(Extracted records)
++++++++

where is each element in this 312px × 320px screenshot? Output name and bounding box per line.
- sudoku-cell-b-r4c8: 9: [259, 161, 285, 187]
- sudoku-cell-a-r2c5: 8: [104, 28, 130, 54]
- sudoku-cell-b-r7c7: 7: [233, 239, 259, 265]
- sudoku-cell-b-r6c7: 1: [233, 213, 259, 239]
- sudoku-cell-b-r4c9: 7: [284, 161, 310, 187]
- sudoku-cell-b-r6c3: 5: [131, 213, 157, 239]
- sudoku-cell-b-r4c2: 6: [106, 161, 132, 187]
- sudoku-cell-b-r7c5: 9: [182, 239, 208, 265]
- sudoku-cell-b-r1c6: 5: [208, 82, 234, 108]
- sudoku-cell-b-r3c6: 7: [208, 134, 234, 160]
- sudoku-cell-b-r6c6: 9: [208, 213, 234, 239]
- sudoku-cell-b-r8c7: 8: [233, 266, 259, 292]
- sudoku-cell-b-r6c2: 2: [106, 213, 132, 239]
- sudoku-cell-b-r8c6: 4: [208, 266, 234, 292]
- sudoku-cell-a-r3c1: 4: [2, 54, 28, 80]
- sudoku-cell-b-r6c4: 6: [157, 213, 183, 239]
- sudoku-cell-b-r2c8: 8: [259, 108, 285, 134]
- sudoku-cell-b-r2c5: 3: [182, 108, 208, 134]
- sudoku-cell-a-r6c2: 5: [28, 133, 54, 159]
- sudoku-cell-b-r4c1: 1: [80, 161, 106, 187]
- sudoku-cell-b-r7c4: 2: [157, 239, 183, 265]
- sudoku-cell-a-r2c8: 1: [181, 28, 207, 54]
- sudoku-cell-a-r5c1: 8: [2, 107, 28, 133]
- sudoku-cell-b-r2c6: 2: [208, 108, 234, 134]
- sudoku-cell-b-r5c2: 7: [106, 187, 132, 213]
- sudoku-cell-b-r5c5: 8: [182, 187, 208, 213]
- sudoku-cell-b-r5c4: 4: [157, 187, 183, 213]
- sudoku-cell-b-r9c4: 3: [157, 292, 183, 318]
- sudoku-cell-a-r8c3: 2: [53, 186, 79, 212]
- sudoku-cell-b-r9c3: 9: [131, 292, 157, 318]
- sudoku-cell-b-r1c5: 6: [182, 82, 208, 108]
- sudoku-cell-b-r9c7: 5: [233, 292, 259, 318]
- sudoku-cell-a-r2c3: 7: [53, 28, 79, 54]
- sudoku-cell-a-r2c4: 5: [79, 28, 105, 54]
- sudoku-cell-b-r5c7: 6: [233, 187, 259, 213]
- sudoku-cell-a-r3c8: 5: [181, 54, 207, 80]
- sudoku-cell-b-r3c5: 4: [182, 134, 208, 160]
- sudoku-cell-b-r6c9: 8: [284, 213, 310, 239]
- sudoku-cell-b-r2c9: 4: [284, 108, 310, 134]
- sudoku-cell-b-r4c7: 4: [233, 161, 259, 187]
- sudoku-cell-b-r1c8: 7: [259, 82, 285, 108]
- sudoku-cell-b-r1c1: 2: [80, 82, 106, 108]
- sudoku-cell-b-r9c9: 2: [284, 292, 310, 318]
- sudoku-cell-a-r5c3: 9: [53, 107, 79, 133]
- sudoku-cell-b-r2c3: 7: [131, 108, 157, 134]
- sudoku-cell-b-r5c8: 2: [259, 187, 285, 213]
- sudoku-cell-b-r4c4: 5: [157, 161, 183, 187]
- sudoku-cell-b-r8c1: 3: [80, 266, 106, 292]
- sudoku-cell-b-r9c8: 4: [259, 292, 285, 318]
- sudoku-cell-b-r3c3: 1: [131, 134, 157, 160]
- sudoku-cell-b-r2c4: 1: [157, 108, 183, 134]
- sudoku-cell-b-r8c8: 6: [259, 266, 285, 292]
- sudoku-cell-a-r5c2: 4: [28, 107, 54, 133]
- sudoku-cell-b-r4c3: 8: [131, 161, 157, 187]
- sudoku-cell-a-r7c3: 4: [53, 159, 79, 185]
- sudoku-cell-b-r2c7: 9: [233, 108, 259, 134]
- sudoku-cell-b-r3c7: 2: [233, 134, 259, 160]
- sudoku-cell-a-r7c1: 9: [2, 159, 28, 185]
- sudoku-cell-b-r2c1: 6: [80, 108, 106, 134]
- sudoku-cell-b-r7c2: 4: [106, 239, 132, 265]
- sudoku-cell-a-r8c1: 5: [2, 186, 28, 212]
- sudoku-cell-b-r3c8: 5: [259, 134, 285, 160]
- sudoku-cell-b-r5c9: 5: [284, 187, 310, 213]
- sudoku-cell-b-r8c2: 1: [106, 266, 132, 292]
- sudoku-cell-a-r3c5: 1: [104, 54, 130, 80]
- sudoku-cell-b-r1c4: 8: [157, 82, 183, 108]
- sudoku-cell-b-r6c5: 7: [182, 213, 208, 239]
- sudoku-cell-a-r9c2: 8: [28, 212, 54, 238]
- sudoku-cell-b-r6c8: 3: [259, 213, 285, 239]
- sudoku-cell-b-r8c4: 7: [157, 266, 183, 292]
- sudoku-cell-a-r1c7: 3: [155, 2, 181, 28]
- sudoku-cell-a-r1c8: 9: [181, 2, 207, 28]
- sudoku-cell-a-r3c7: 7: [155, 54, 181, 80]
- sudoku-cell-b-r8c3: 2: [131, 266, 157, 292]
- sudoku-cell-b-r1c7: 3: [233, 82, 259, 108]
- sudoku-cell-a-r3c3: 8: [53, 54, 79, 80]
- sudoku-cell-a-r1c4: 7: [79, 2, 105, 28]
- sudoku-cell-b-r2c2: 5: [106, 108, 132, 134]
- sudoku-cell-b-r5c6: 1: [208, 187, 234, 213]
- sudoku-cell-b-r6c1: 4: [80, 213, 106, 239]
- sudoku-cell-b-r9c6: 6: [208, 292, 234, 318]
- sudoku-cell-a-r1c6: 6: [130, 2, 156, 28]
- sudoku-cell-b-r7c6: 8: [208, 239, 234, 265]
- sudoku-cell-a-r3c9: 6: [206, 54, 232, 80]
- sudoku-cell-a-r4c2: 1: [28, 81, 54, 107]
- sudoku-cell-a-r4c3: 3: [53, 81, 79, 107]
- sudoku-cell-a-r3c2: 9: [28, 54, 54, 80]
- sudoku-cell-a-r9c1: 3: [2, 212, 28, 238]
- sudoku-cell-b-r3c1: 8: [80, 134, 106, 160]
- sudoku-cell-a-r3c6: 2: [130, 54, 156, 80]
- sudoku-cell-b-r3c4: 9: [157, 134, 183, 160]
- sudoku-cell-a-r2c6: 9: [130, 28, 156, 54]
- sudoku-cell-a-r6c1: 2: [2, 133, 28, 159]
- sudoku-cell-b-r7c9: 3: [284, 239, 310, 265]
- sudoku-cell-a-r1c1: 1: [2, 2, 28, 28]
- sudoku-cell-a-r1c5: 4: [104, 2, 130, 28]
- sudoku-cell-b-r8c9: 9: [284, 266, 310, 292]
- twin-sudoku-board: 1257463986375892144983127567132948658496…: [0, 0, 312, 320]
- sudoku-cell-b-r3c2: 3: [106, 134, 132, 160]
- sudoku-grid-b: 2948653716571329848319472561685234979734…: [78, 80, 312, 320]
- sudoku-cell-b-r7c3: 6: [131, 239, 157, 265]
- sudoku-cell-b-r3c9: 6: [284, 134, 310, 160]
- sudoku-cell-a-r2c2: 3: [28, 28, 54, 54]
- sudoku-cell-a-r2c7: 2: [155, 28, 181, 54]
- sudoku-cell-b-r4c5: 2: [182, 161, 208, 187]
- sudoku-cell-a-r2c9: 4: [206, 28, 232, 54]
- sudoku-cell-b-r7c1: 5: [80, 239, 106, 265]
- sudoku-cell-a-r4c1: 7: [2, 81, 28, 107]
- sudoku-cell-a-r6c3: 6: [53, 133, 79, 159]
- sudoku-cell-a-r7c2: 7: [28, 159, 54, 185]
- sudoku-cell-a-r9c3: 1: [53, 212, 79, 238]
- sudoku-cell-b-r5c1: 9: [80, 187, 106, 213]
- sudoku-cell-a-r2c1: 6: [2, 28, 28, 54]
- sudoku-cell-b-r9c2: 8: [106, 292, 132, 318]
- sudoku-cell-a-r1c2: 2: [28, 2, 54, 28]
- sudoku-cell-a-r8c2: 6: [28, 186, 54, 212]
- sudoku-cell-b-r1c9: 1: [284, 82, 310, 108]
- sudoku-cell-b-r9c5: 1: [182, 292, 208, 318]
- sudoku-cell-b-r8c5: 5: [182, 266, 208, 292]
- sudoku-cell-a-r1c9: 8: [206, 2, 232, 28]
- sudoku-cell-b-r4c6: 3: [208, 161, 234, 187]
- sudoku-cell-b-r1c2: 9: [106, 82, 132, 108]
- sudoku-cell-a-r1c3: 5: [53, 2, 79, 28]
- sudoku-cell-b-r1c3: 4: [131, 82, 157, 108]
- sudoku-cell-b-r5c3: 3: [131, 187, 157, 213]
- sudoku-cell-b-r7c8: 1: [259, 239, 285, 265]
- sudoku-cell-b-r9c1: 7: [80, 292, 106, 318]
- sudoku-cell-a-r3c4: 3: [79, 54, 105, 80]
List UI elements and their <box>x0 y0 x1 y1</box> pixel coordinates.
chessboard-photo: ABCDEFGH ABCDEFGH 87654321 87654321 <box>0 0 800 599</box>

++++++++

» INSTRUCTION:
Repeat the listing above from its first line up to and including the line with "- sudoku-cell-b-r3c6: 7: [208, 134, 234, 160]", and nothing beyond that.

» EXERCISE RESPONSE:
where is each element in this 312px × 320px screenshot? Output name and bounding box per line.
- sudoku-cell-b-r4c8: 9: [259, 161, 285, 187]
- sudoku-cell-a-r2c5: 8: [104, 28, 130, 54]
- sudoku-cell-b-r7c7: 7: [233, 239, 259, 265]
- sudoku-cell-b-r6c7: 1: [233, 213, 259, 239]
- sudoku-cell-b-r4c9: 7: [284, 161, 310, 187]
- sudoku-cell-b-r6c3: 5: [131, 213, 157, 239]
- sudoku-cell-b-r4c2: 6: [106, 161, 132, 187]
- sudoku-cell-b-r7c5: 9: [182, 239, 208, 265]
- sudoku-cell-b-r1c6: 5: [208, 82, 234, 108]
- sudoku-cell-b-r3c6: 7: [208, 134, 234, 160]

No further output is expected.